REQUISITOS DO EXERCÍCIO. Transcreva fielmente o trecho do texto sobre o direito ao nome e o Nome Social que começa nas palavras "Todavia, em alguns" e termina depois de "ou Registro Civil.".

TRECHO DO DOCUMENTO.
O nome de cada indivíduo é um direito básico que constitui a construção da identidade do ser humano, além de identificá-lo e diferenciá-lo dos demais.
No Brasil, esse é um direito fundamental outorgado a todas as pessoas, uma vez que a legislação determina que o nome faz parte dos chamados direitos da personalidade.
Todavia, em alguns casos, o nome atribuído a determinada pessoa não representa o gênero com o qual se identifica. Nesses casos, ela tem o direito de utilizar o Nome Social.
Compreenda o que é identidade de gênero e saiba qual a importância do Nome Social sob a ótica dos direitos humanos.
O que é o nome?
Antes de mais nada, é necessário entender o que determina a lei brasileira acerca da definição do que é o Nome Civil ou Registro Civil.
O Art. 16 da Lei n˚10.406/2002, que institui o Código Civil (CC), dá a seguinte providência:
- Art. 16 – Toda pessoa tem direito ao nome, nele compreendidos o prenome e o sobrenome.
Vale ressaltar, que o referido artigo faz parte do rol de direitos fundamentais do indivíduo, que têm como principais objetivos a preservação da dignidade e da integridade física, moral, psicológica e emocional das pessoas.
Portanto, o direito ao nome é uma ramificação dos direitos da personalidade, subjetivo e intrínseco à pessoa humana.
Além disso, o Código Civil delineia mecanismos de proteção ao nome de cada indivíduo, estabelecendo as seguintes medidas:
- Art. 17 – O nome da pessoa não pode ser empregado por outrem em publicações ou representações que a exponham ao desprezo público, ainda quando não haja intenção difamatória;
- Art. 18. Sem autorização, não se pode usar o nome alheio em propaganda comercial.
Ademais, o Art. 19 do CC determina a proteção do pseudônimo, delimitando o seguinte regramento:
- Art. 19 – O pseudônimo adotado para atividades lícitas goza da proteção que se dá ao nome.
Por fim, o direito ao nome está garantido no Art. 5º, inciso LXXVI, alínea a da Constituição Federal de 1988 da seguinte maneira:
- Art. 5º – Todos são iguais perante a lei, sem distinção de qualquer natureza, garantindo-se aos brasileiros e aos estrangeiros residentes no País a inviolabilidade do direito à vida, à liberdade, à igualdade, à segurança e à propriedade, nos termos seguintes:
LXXVI – são gratuitos para os reconhecidamente pobres, na forma da lei:
a) o registro civil de nascimento.
O que é o Nome Social?
Em suma, o Nome Social é o nome pelo qual determinada pessoa deseja ser tratada, podendo estar relacionado à identidade de gênero ou não, diferente do Nome Civil, ou seja, aquele que foi oficialmente registrado.
Todavia, o Nome Social é de extrema importância para as pessoas não-cisgêneras (travestis, mulheres e homens transexuais e transgêneros, não binárias, transvestigêneres, genderqueer, agênero, entre outros) uma vez que é o nome pelo qual essas pessoas se identificam e são reconhecidas na sociedade.
Contudo, esse procedimento é um direito que deve ser exercido mediante solicitação do próprio interessado, de modo a identificar adequadamente aqueles cuja identificação civil não reflita adequadamente sua identidade.
Mas afinal, o que é Gênero?

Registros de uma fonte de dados
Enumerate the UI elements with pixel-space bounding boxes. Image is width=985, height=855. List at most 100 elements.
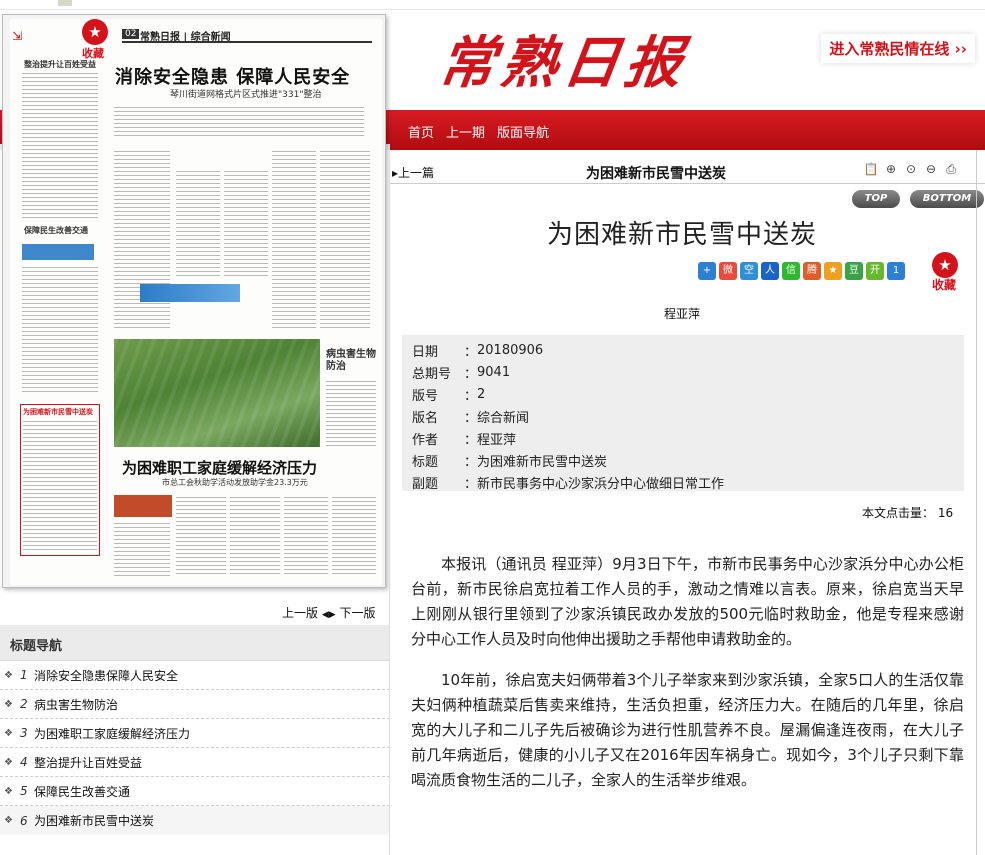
np-headline[interactable]: 消除安全隐患 保障人民安全 (115, 63, 350, 89)
meta-row: 版号 ： 2 (412, 383, 954, 405)
meta-colon: ： (464, 344, 478, 360)
item-label[interactable]: 消除安全隐患保障人民安全 (34, 667, 178, 684)
np-text-block (114, 149, 170, 329)
share-douban-icon[interactable]: 豆 (845, 262, 863, 280)
hits-value: 16 (937, 506, 954, 520)
share-wechat-icon[interactable]: 信 (782, 262, 800, 280)
item-label[interactable]: 为困难职工家庭缓解经济压力 (34, 725, 190, 742)
zoom-out-icon[interactable]: ⊖ (923, 161, 939, 177)
clipboard-icon[interactable]: 📋 (863, 161, 879, 177)
enter-minqing-link[interactable]: 进入常熟民情在线 ›› (821, 34, 975, 63)
prev-page-link[interactable]: 上一版 (282, 606, 318, 620)
meta-value: 9041 (477, 364, 511, 380)
meta-value: 程亚萍 (477, 432, 517, 448)
meta-row: 总期号 ： 9041 (412, 361, 954, 383)
bullet-icon: ❖ (4, 669, 13, 681)
zoom-reset-icon[interactable]: ⊙ (903, 161, 919, 177)
article-paragraph: 10年前，徐启宽夫妇俩带着3个儿子举家来到沙家浜镇，全家5口人的生活仅靠夫妇俩种… (411, 671, 964, 789)
newspaper-page[interactable]: ⇲ ★ 收藏 02 常熟日报 | 综合新闻 消除安全隐患 保障人民安全 琴川街道… (10, 19, 382, 585)
title-nav-item[interactable]: ❖ 5 保障民生改善交通 (0, 777, 390, 806)
bullet-icon: ❖ (4, 698, 13, 710)
top-strip (0, 0, 985, 10)
np-text-block (284, 495, 328, 577)
meta-row: 作者 ：程亚萍 (412, 427, 954, 449)
np-column-logo (114, 495, 172, 517)
article-favorite-label[interactable]: 收藏 (932, 276, 956, 293)
hit-counter: 本文点击量： 16 (862, 504, 953, 521)
np-text-block (326, 379, 376, 449)
article-bar: ▸上一篇 为困难新市民雪中送炭 📋 ⊕ ⊙ ⊖ ⎙ (390, 160, 985, 184)
article-tools: 📋 ⊕ ⊙ ⊖ ⎙ (863, 161, 959, 177)
article-meta-box: 日期： 20180906 总期号： 9041 版号： 2 版名：综合新闻 作者：程亚萍… (402, 335, 964, 493)
meta-value: 20180906 (477, 342, 544, 358)
item-label[interactable]: 整治提升让百姓受益 (34, 754, 142, 771)
next-page-link[interactable]: 下一版 (340, 606, 376, 620)
share-qzone-icon[interactable]: 空 (740, 262, 758, 280)
item-number: 6 (20, 813, 28, 828)
np-left-head-2[interactable]: 保障民生改善交通 (24, 225, 88, 236)
np-headline-2[interactable]: 为困难职工家庭缓解经济压力 (122, 457, 317, 478)
share-more-icon[interactable]: 1 (887, 262, 905, 280)
np-pest-heading[interactable]: 病虫害生物防治 (326, 349, 376, 373)
page-pager: 上一版 ◀▶ 下一版 (282, 604, 376, 621)
nav-prev-issue[interactable]: 上一期 (446, 122, 485, 141)
prev-article-link[interactable]: ▸上一篇 (392, 164, 434, 181)
meta-row: 版名 ：综合新闻 (412, 405, 954, 427)
share-star-icon[interactable]: ★ (824, 262, 842, 280)
arrow-left-icon[interactable]: ◀ (322, 610, 329, 620)
bullet-icon: ❖ (4, 727, 13, 739)
article-favorite-star-icon[interactable]: ★ (932, 252, 958, 278)
bullet-icon: ❖ (4, 815, 13, 826)
np-left-banner (22, 244, 94, 260)
meta-key: 版号 (412, 388, 439, 404)
top-nav: 首页 上一期 版面导航 (408, 122, 549, 141)
nav-home[interactable]: 首页 (408, 122, 434, 141)
np-text-block (176, 169, 220, 279)
share-tqq-icon[interactable]: 腾 (803, 262, 821, 280)
np-text-block (230, 495, 280, 577)
masthead-logo[interactable]: 常熟日报 (434, 18, 693, 99)
scrollbar-track[interactable] (976, 150, 977, 855)
meta-value: 为困难新市民雪中送炭 (477, 454, 608, 470)
column-divider (389, 150, 390, 855)
np-field-photo (114, 339, 320, 447)
share-add-icon[interactable]: + (698, 262, 716, 280)
item-number: 1 (20, 668, 28, 682)
title-nav-item[interactable]: ❖ 2 病虫害生物防治 (0, 690, 390, 719)
item-label[interactable]: 病虫害生物防治 (34, 696, 118, 713)
arrow-right-icon[interactable]: ▶ (329, 610, 336, 620)
item-number: 4 (20, 755, 28, 769)
title-nav-item[interactable]: ❖ 3 为困难职工家庭缓解经济压力 (0, 719, 390, 748)
meta-value: 2 (477, 386, 486, 402)
np-left-head-3[interactable]: 为困难新市民雪中送炭 (23, 407, 93, 417)
top-button[interactable]: TOP (852, 190, 900, 208)
bottom-button[interactable]: BOTTOM (910, 190, 984, 208)
meta-colon: ： (464, 410, 478, 426)
meta-colon: ： (464, 432, 478, 448)
prev-article-label[interactable]: 上一篇 (398, 166, 434, 180)
meta-row: 副题 ：新市民事务中心沙家浜分中心做细日常工作 (412, 471, 954, 493)
title-nav-item[interactable]: ❖ 1 消除安全隐患保障人民安全 (0, 661, 390, 690)
share-weibo-icon[interactable]: 微 (719, 262, 737, 280)
article-paragraph: 本报讯（通讯员 程亚萍）9月3日下午，市新市民事务中心沙家浜分中心办公柜台前，新… (411, 555, 964, 648)
title-nav-item[interactable]: ❖ 6 为困难新市民雪中送炭 (0, 806, 390, 835)
item-label[interactable]: 保障民生改善交通 (34, 783, 130, 800)
meta-key: 版名 (412, 410, 439, 426)
top-tab (58, 0, 72, 6)
np-left-head-1[interactable]: 整治提升让百姓受益 (24, 59, 96, 70)
meta-value: 综合新闻 (477, 410, 530, 426)
np-page-name: 常熟日报 | 综合新闻 (140, 32, 231, 43)
title-nav-item[interactable]: ❖ 4 整治提升让百姓受益 (0, 748, 390, 777)
newspaper-page-frame: ⇲ ★ 收藏 02 常熟日报 | 综合新闻 消除安全隐患 保障人民安全 琴川街道… (2, 14, 386, 588)
nav-page-nav[interactable]: 版面导航 (497, 122, 549, 141)
print-icon[interactable]: ⎙ (943, 161, 959, 177)
np-text-block (272, 149, 316, 329)
np-page-number: 02 (122, 29, 140, 39)
share-kaixin-icon[interactable]: 开 (866, 262, 884, 280)
np-text-block (114, 521, 170, 577)
favorite-star-icon[interactable]: ★ (82, 19, 108, 45)
item-label[interactable]: 为困难新市民雪中送炭 (34, 812, 154, 829)
zoom-in-icon[interactable]: ⊕ (883, 161, 899, 177)
share-renren-icon[interactable]: 人 (761, 262, 779, 280)
article-body: 本报讯（通讯员 程亚萍）9月3日下午，市新市民事务中心沙家浜分中心办公柜台前，新… (411, 552, 964, 809)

RESPOSTA DO EXERCÍCIO.
Todavia, em alguns casos, o nome atribuído a determinada pessoa não representa o gênero com o qual se identifica. Nesses casos, ela tem o direito de utilizar o Nome Social.
Compreenda o que é identidade de gênero e saiba qual a importância do Nome Social sob a ótica dos direitos humanos.
O que é o nome?
Antes de mais nada, é necessário entender o que determina a lei brasileira acerca da definição do que é o Nome Civil ou Registro Civil.